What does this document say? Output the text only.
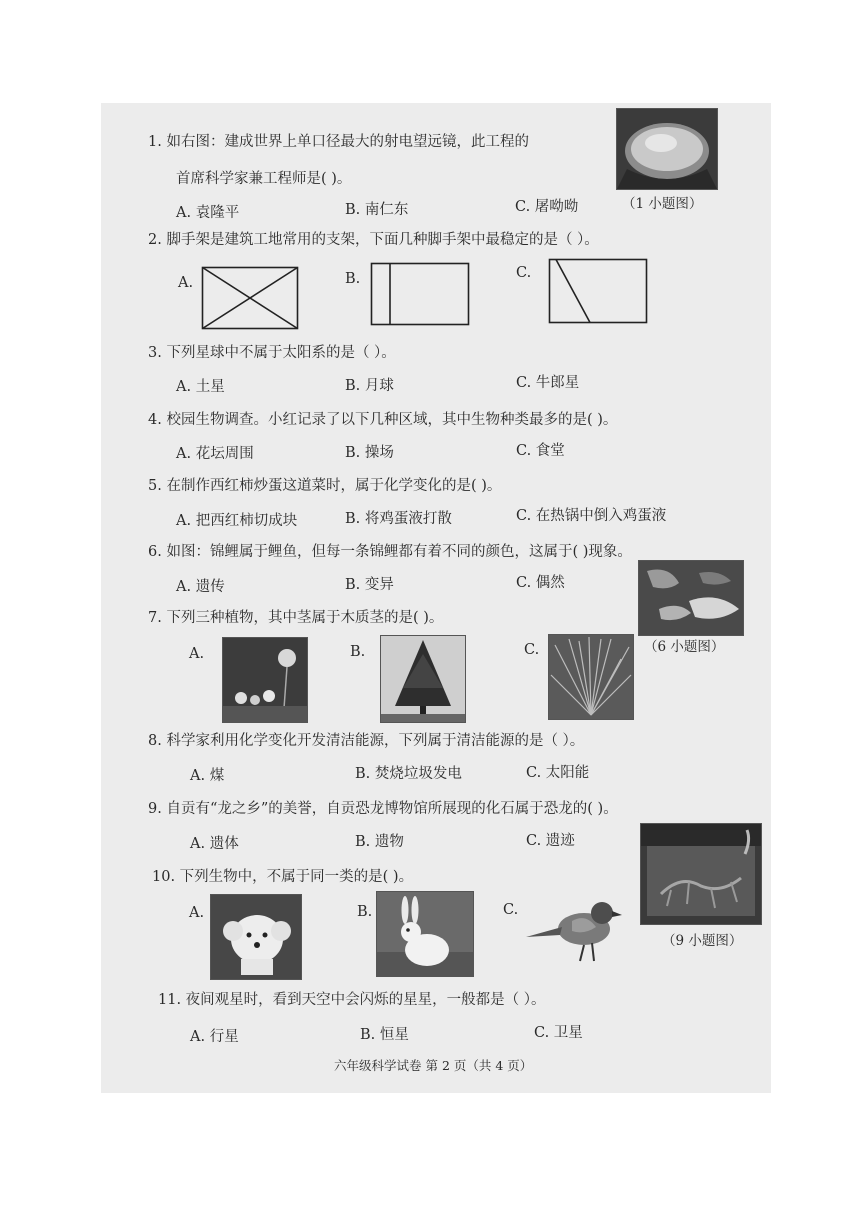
1. 如右图：建成世界上单口径最大的射电望远镜，此工程的
首席科学家兼工程师是( )。
A. 袁隆平	B. 南仁东	C. 屠呦呦	（1 小题图）
2. 脚手架是建筑工地常用的支架，下面几种脚手架中最稳定的是（ ）。
A.	B.	C.
3. 下列星球中不属于太阳系的是（ ）。
A. 土星	B. 月球	C. 牛郎星
4. 校园生物调查。小红记录了以下几种区域，其中生物种类最多的是( )。
A. 花坛周围	B. 操场	C. 食堂
5. 在制作西红柿炒蛋这道菜时，属于化学变化的是( )。
A. 把西红柿切成块	B. 将鸡蛋液打散	C. 在热锅中倒入鸡蛋液
6. 如图：锦鲤属于鲤鱼，但每一条锦鲤都有着不同的颜色，这属于( )现象。
A. 遗传	B. 变异	C. 偶然
（6 小题图）
7. 下列三种植物，其中茎属于木质茎的是( )。
A.	B.	C.
8. 科学家利用化学变化开发清洁能源，下列属于清洁能源的是（ ）。
A. 煤	B. 焚烧垃圾发电	C. 太阳能
9. 自贡有“龙之乡”的美誉，自贡恐龙博物馆所展现的化石属于恐龙的( )。
A. 遗体	B. 遗物	C. 遗迹
（9 小题图）
10. 下列生物中，不属于同一类的是( )。
A.	B.	C.
11. 夜间观星时，看到天空中会闪烁的星星，一般都是（ ）。
A. 行星	B. 恒星	C. 卫星
六年级科学试卷 第 2 页（共 4 页）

※

** Given problem **
Repeat the records above exactly, omitting every picture.

** Answer to the problem **
What does this document say? Output the text only.
1. 如右图：建成世界上单口径最大的射电望远镜，此工程的
首席科学家兼工程师是( )。
A. 袁隆平	B. 南仁东	C. 屠呦呦	（1 小题图）
2. 脚手架是建筑工地常用的支架，下面几种脚手架中最稳定的是（ ）。
A.	B.	C.
3. 下列星球中不属于太阳系的是（ ）。
A. 土星	B. 月球	C. 牛郎星
4. 校园生物调查。小红记录了以下几种区域，其中生物种类最多的是( )。
A. 花坛周围	B. 操场	C. 食堂
5. 在制作西红柿炒蛋这道菜时，属于化学变化的是( )。
A. 把西红柿切成块	B. 将鸡蛋液打散	C. 在热锅中倒入鸡蛋液
6. 如图：锦鲤属于鲤鱼，但每一条锦鲤都有着不同的颜色，这属于( )现象。
A. 遗传	B. 变异	C. 偶然
（6 小题图）
7. 下列三种植物，其中茎属于木质茎的是( )。
A.	B.	C.
8. 科学家利用化学变化开发清洁能源，下列属于清洁能源的是（ ）。
A. 煤	B. 焚烧垃圾发电	C. 太阳能
9. 自贡有“龙之乡”的美誉，自贡恐龙博物馆所展现的化石属于恐龙的( )。
A. 遗体	B. 遗物	C. 遗迹
（9 小题图）
10. 下列生物中，不属于同一类的是( )。
A.	B.	C.
11. 夜间观星时，看到天空中会闪烁的星星，一般都是（ ）。
A. 行星	B. 恒星	C. 卫星
六年级科学试卷 第 2 页（共 4 页）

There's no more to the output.